### Written problem
Find every line below that contains the word "background" and copy it out.

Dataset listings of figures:
--
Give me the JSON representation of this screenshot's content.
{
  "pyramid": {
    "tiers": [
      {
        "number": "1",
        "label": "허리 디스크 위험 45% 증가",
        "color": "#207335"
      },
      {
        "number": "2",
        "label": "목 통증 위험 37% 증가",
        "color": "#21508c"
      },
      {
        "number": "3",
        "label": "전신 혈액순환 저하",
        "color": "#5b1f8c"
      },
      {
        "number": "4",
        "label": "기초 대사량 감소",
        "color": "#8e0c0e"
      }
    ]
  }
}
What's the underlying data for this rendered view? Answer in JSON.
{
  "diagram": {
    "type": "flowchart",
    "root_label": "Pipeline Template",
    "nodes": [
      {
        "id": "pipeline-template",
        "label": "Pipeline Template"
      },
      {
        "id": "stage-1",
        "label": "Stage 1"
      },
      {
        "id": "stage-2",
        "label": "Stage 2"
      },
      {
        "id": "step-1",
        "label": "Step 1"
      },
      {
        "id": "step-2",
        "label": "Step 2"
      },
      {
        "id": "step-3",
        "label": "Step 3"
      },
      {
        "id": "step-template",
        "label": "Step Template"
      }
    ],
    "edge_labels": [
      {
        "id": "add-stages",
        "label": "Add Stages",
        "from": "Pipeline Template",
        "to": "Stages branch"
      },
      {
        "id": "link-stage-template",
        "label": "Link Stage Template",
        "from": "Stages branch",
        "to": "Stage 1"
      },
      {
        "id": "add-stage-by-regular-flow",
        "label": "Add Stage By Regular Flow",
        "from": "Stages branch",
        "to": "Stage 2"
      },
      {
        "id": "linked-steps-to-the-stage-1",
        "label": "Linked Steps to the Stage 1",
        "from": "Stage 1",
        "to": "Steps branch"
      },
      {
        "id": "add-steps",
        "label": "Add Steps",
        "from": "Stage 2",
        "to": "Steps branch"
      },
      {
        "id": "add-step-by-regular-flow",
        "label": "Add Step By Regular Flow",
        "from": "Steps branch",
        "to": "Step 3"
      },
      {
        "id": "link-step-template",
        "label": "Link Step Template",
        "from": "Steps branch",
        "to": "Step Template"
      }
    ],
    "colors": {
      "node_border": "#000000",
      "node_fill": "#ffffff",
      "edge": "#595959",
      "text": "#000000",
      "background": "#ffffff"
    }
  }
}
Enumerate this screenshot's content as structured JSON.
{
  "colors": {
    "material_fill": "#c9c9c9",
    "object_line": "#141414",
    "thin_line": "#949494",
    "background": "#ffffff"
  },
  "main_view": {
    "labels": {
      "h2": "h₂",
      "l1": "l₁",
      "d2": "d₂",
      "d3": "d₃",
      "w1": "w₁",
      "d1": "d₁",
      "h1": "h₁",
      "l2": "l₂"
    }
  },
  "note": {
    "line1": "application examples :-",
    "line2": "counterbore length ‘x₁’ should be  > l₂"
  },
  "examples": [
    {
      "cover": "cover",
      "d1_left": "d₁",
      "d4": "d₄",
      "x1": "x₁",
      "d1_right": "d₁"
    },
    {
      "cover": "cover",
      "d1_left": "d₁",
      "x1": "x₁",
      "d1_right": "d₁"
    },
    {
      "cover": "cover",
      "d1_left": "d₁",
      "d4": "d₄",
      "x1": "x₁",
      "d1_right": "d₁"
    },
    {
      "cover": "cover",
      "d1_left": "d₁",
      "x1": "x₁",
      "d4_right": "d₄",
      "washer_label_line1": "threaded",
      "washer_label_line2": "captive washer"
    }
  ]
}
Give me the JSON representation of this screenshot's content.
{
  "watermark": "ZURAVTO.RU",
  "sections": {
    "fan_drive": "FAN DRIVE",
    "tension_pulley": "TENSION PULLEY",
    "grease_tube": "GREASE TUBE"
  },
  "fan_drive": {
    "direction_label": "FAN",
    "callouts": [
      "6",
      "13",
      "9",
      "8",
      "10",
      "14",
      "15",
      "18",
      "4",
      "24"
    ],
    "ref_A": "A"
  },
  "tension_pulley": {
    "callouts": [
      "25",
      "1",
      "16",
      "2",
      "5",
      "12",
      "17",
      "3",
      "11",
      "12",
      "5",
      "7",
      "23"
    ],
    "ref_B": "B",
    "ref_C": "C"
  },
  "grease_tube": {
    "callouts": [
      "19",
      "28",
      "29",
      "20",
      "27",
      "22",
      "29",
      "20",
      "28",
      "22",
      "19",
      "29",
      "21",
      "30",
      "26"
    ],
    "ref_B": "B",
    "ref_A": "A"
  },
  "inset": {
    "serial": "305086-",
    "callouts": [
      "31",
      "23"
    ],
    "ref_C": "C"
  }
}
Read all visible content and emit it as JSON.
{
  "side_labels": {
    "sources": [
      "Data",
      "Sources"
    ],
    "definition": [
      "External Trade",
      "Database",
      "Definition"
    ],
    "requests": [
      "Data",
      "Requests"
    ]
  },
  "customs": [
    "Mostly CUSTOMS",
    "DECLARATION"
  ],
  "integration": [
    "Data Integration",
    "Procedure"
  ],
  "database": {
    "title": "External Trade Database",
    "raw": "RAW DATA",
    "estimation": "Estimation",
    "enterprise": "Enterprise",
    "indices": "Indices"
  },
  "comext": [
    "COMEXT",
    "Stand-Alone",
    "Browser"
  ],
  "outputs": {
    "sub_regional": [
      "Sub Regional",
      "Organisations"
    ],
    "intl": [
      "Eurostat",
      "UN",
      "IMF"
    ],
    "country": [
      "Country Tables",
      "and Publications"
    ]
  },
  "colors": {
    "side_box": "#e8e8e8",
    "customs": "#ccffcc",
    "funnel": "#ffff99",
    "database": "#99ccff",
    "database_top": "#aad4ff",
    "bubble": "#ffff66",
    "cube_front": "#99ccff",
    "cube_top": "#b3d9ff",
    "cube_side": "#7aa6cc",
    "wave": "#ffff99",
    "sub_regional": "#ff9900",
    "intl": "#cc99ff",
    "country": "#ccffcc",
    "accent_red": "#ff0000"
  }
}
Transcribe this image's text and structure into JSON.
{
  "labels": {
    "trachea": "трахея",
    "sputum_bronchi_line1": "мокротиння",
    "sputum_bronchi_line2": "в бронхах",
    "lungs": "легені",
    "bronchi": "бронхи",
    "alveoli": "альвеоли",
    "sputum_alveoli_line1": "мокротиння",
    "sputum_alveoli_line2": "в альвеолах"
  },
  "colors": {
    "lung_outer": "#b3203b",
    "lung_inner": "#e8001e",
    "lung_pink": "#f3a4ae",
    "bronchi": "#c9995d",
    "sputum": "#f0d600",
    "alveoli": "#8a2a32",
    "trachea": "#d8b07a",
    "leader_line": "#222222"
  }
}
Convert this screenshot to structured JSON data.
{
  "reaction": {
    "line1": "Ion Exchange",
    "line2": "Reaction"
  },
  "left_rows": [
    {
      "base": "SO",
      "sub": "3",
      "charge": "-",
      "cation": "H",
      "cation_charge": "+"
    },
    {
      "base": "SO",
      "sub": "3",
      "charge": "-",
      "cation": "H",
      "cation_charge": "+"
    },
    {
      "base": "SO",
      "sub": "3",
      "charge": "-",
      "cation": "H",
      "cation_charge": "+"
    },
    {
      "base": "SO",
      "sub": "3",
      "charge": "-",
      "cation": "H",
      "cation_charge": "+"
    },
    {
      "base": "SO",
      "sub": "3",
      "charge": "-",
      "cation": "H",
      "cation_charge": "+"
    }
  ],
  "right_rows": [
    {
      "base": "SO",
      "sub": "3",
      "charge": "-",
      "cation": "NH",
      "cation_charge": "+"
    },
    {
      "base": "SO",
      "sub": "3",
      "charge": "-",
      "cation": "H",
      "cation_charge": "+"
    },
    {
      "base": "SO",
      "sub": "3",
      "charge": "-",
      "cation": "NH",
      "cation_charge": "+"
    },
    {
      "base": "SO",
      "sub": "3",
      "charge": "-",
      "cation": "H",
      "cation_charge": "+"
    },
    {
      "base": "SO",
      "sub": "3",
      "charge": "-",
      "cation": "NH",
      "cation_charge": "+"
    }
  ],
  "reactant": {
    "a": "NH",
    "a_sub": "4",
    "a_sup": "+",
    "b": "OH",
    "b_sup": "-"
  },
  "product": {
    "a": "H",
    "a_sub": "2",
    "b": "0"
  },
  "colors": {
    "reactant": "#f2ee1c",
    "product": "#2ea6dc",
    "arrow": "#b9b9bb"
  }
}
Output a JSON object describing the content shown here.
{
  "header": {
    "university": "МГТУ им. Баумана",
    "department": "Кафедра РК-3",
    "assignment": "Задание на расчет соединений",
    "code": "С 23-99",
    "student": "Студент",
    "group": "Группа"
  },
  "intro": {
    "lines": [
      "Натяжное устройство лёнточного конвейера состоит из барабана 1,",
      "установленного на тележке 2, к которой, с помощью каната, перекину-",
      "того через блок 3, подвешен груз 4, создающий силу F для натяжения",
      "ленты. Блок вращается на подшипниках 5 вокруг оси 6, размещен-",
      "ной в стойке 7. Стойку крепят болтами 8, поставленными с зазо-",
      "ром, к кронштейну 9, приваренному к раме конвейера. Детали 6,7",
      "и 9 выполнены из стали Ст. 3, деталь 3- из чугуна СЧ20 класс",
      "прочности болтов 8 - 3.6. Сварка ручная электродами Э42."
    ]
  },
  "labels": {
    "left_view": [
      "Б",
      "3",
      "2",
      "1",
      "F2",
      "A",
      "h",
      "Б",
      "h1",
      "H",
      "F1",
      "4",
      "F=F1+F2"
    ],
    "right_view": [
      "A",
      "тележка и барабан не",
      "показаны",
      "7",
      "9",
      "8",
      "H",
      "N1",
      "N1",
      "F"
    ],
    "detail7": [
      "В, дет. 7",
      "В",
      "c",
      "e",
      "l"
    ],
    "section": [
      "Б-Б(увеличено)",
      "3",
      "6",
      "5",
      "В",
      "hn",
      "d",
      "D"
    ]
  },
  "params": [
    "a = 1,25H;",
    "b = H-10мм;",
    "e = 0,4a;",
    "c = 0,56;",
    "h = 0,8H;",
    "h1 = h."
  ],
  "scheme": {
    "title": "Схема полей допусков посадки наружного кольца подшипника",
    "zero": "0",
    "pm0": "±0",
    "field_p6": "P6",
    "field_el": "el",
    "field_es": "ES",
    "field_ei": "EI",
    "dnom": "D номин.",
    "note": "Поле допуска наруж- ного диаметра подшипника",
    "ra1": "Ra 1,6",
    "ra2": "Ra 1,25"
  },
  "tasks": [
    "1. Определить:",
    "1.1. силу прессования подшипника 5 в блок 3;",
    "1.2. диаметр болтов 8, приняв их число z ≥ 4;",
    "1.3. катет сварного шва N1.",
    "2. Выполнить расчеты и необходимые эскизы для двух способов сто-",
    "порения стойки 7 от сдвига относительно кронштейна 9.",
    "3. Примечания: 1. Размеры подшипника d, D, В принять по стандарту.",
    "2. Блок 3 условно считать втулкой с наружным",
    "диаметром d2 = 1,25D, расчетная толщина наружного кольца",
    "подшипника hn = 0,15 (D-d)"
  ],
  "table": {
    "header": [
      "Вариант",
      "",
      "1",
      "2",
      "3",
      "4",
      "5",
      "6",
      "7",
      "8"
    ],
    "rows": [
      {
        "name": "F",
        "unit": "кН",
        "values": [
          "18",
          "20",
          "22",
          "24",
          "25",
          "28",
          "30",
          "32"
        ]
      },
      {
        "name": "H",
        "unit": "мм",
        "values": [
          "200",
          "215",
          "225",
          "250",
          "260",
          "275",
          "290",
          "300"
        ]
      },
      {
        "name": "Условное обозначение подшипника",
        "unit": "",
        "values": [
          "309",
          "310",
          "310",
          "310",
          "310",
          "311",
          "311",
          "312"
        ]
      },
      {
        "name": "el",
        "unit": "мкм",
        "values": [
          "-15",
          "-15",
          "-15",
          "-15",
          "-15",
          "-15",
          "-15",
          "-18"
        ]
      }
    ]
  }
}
--
### The completed task
      "background": "#ffffff"
    "background": "#ffffff"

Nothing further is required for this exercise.